§ **To be done**:
Only a number is wanted: how many lines in the records below contain "color"?

Items from a figure collection:
══════════
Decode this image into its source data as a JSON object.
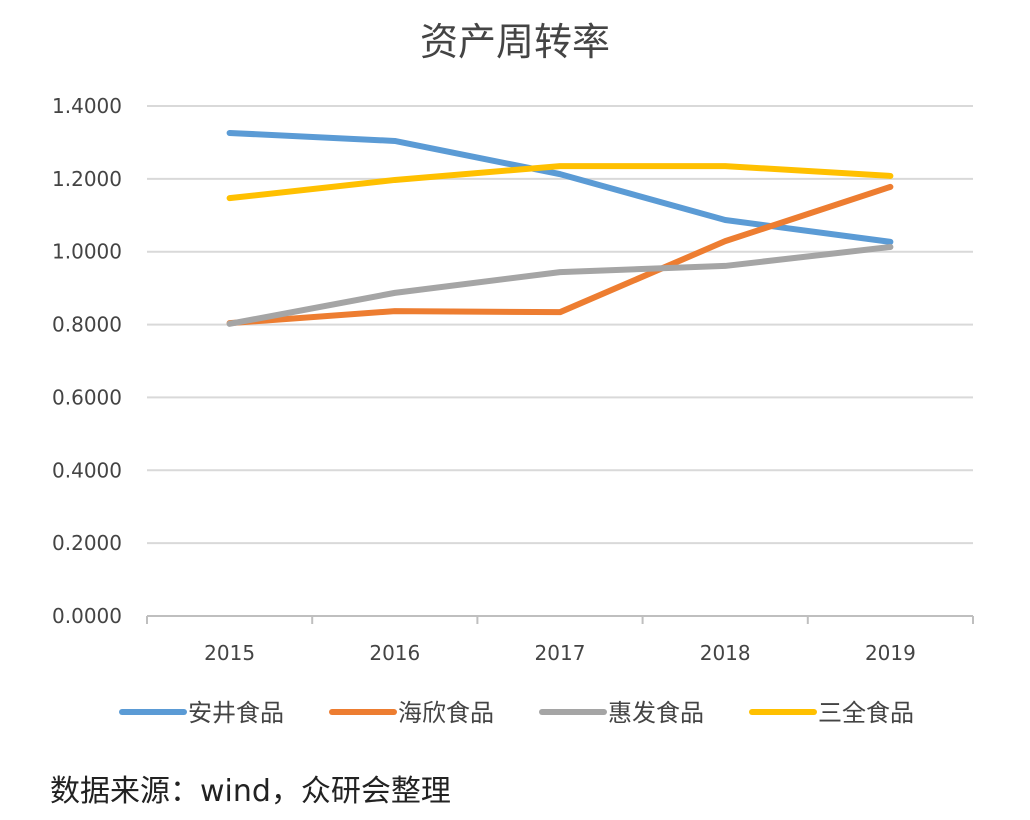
{
  "chart_data": {
    "type": "line",
    "title": "资产周转率",
    "xlabel": "",
    "ylabel": "",
    "categories": [
      "2015",
      "2016",
      "2017",
      "2018",
      "2019"
    ],
    "ylim": [
      0,
      1.4
    ],
    "yticks": [
      "0.0000",
      "0.2000",
      "0.4000",
      "0.6000",
      "0.8000",
      "1.0000",
      "1.2000",
      "1.4000"
    ],
    "grid": true,
    "legend_placement": "bottom",
    "series": [
      {
        "name": "安井食品",
        "color": "#5b9bd5",
        "values": [
          1.326,
          1.304,
          1.213,
          1.087,
          1.027
        ]
      },
      {
        "name": "海欣食品",
        "color": "#ed7d31",
        "values": [
          0.804,
          0.837,
          0.834,
          1.029,
          1.178
        ]
      },
      {
        "name": "惠发食品",
        "color": "#a5a5a5",
        "values": [
          0.802,
          0.887,
          0.944,
          0.961,
          1.013
        ]
      },
      {
        "name": "三全食品",
        "color": "#ffc000",
        "values": [
          1.147,
          1.197,
          1.235,
          1.235,
          1.208
        ]
      }
    ]
  },
  "source": "数据来源：wind，众研会整理"
}
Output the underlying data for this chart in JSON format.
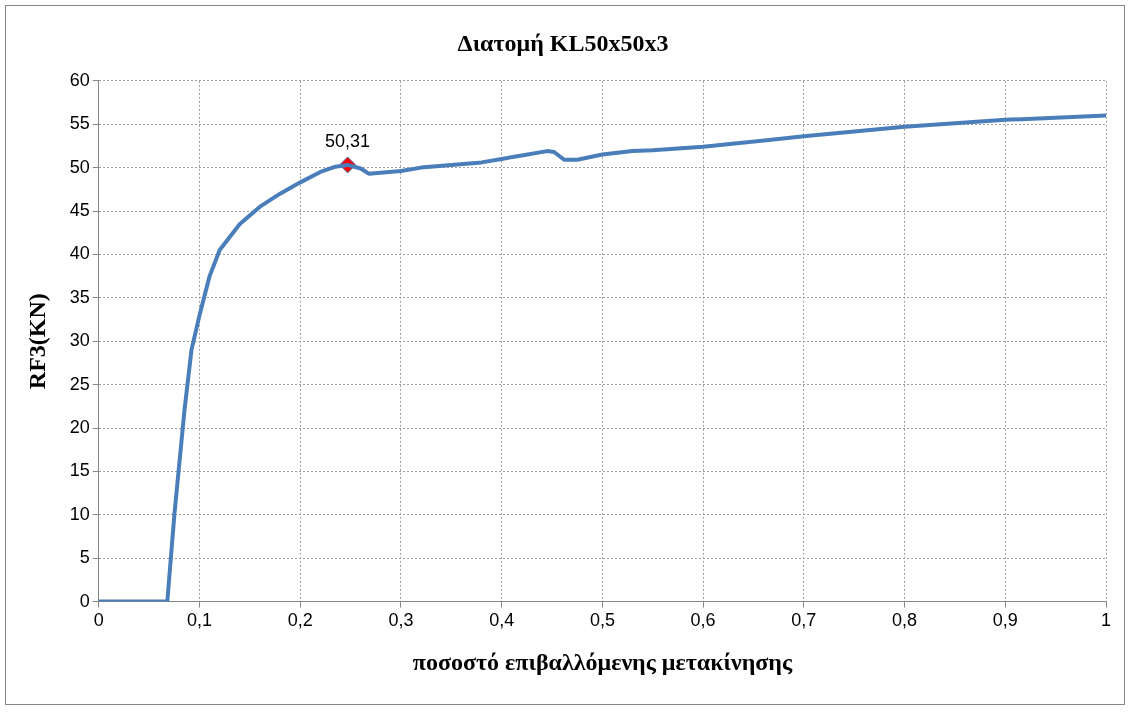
{
  "chart_data": {
    "type": "line",
    "title": "Διατομή KL50x50x3",
    "xlabel": "ποσοστό επιβαλλόμενης μετακίνησης",
    "ylabel": "RF3(KN)",
    "xlim": [
      0,
      1
    ],
    "xticks": [
      0,
      {
        "value": 0.1,
        "label": "0,1"
      },
      {
        "value": 0.2,
        "label": "0,2"
      },
      {
        "value": 0.3,
        "label": "0,3"
      },
      {
        "value": 0.4,
        "label": "0,4"
      },
      {
        "value": 0.5,
        "label": "0,5"
      },
      {
        "value": 0.6,
        "label": "0,6"
      },
      {
        "value": 0.7,
        "label": "0,7"
      },
      {
        "value": 0.8,
        "label": "0,8"
      },
      {
        "value": 0.9,
        "label": "0,9"
      },
      1
    ],
    "ylim": [
      0,
      60
    ],
    "yticks": [
      0,
      5,
      10,
      15,
      20,
      25,
      30,
      35,
      40,
      45,
      50,
      55,
      60
    ],
    "grid": true,
    "legend": false,
    "series": [
      {
        "color": "#4a7ebb",
        "marker": "none",
        "line_style": "solid",
        "x": [
          0,
          0.068,
          0.075,
          0.085,
          0.092,
          0.1,
          0.11,
          0.12,
          0.14,
          0.16,
          0.18,
          0.2,
          0.22,
          0.235,
          0.247,
          0.26,
          0.268,
          0.3,
          0.32,
          0.35,
          0.38,
          0.4,
          0.42,
          0.445,
          0.452,
          0.462,
          0.475,
          0.5,
          0.53,
          0.55,
          0.6,
          0.7,
          0.8,
          0.9,
          1
        ],
        "values": [
          0,
          0,
          10,
          22,
          29,
          33,
          37.5,
          40.5,
          43.5,
          45.5,
          47,
          48.3,
          49.5,
          50.1,
          50.31,
          49.9,
          49.3,
          49.6,
          50,
          50.3,
          50.6,
          51,
          51.4,
          51.9,
          51.8,
          50.9,
          50.9,
          51.5,
          51.9,
          52,
          52.4,
          53.6,
          54.7,
          55.5,
          56
        ]
      },
      {
        "type": "scatter",
        "color": "#ff0000",
        "marker": "diamond",
        "x": [
          0.247
        ],
        "values": [
          50.31
        ],
        "value_labels": [
          "50,31"
        ]
      }
    ]
  }
}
══════════
§ **Response to the task**:
6